SET EXERCISE: Scan the records for the word "三大战略". Copy each line that includes it.

(Saved data entries)

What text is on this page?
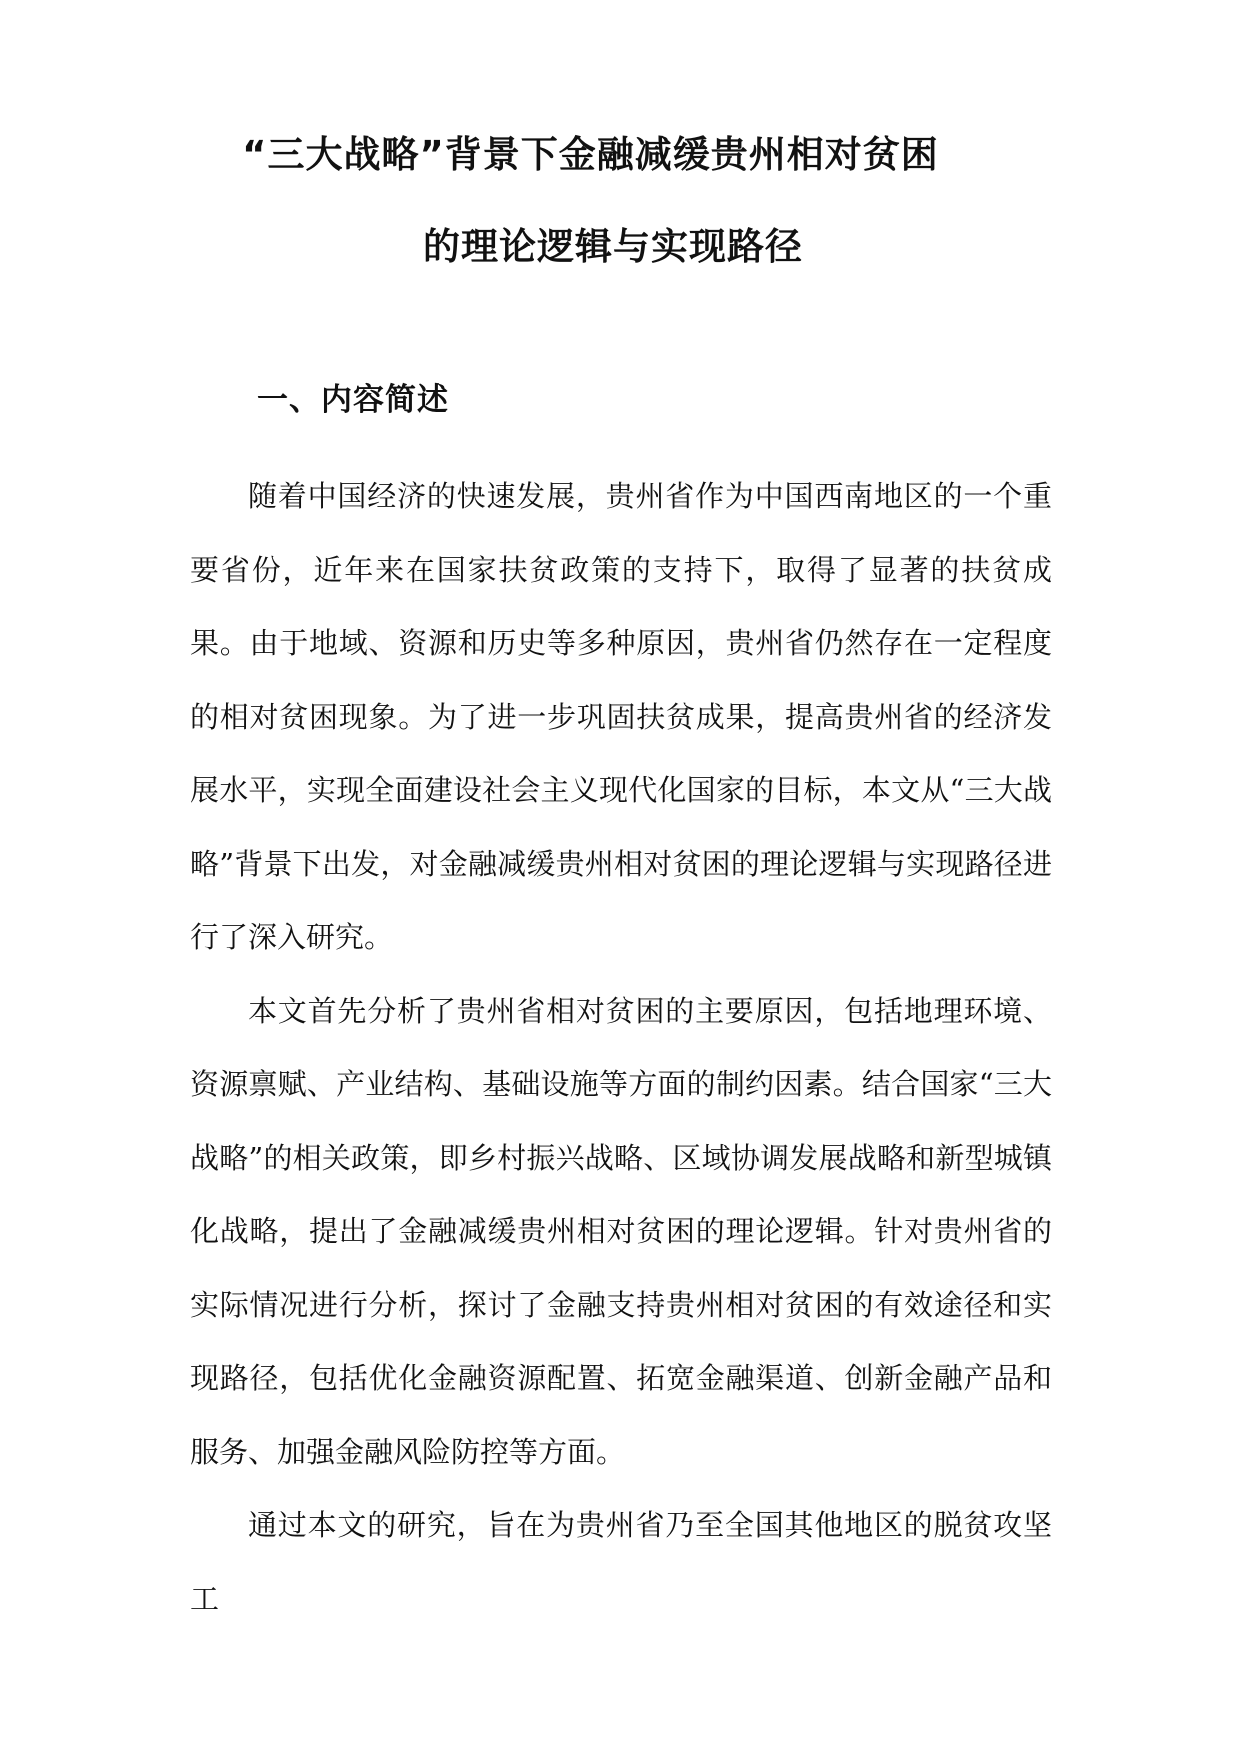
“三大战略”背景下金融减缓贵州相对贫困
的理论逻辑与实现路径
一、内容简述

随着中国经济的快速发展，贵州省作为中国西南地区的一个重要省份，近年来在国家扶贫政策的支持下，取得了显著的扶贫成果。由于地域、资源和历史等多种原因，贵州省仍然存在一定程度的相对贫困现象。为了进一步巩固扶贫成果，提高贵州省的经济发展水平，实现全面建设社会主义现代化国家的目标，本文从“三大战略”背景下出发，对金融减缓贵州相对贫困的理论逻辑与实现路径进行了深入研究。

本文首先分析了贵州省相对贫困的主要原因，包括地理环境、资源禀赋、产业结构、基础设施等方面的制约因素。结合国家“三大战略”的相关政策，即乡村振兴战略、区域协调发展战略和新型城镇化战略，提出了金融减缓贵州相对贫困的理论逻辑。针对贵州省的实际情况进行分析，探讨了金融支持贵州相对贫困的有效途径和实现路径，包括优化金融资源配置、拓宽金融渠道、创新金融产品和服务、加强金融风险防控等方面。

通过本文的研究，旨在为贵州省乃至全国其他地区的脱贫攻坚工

REPLY:
“三大战略”背景下金融减缓贵州相对贫困
随着中国经济的快速发展，贵州省作为中国西南地区的一个重要省份，近年来在国家扶贫政策的支持下，取得了显著的扶贫成果。由于地域、资源和历史等多种原因，贵州省仍然存在一定程度的相对贫困现象。为了进一步巩固扶贫成果，提高贵州省的经济发展水平，实现全面建设社会主义现代化国家的目标，本文从“三大战略”背景下出发，对金融减缓贵州相对贫困的理论逻辑与实现路径进行了深入研究。
本文首先分析了贵州省相对贫困的主要原因，包括地理环境、资源禀赋、产业结构、基础设施等方面的制约因素。结合国家“三大战略”的相关政策，即乡村振兴战略、区域协调发展战略和新型城镇化战略，提出了金融减缓贵州相对贫困的理论逻辑。针对贵州省的实际情况进行分析，探讨了金融支持贵州相对贫困的有效途径和实现路径，包括优化金融资源配置、拓宽金融渠道、创新金融产品和服务、加强金融风险防控等方面。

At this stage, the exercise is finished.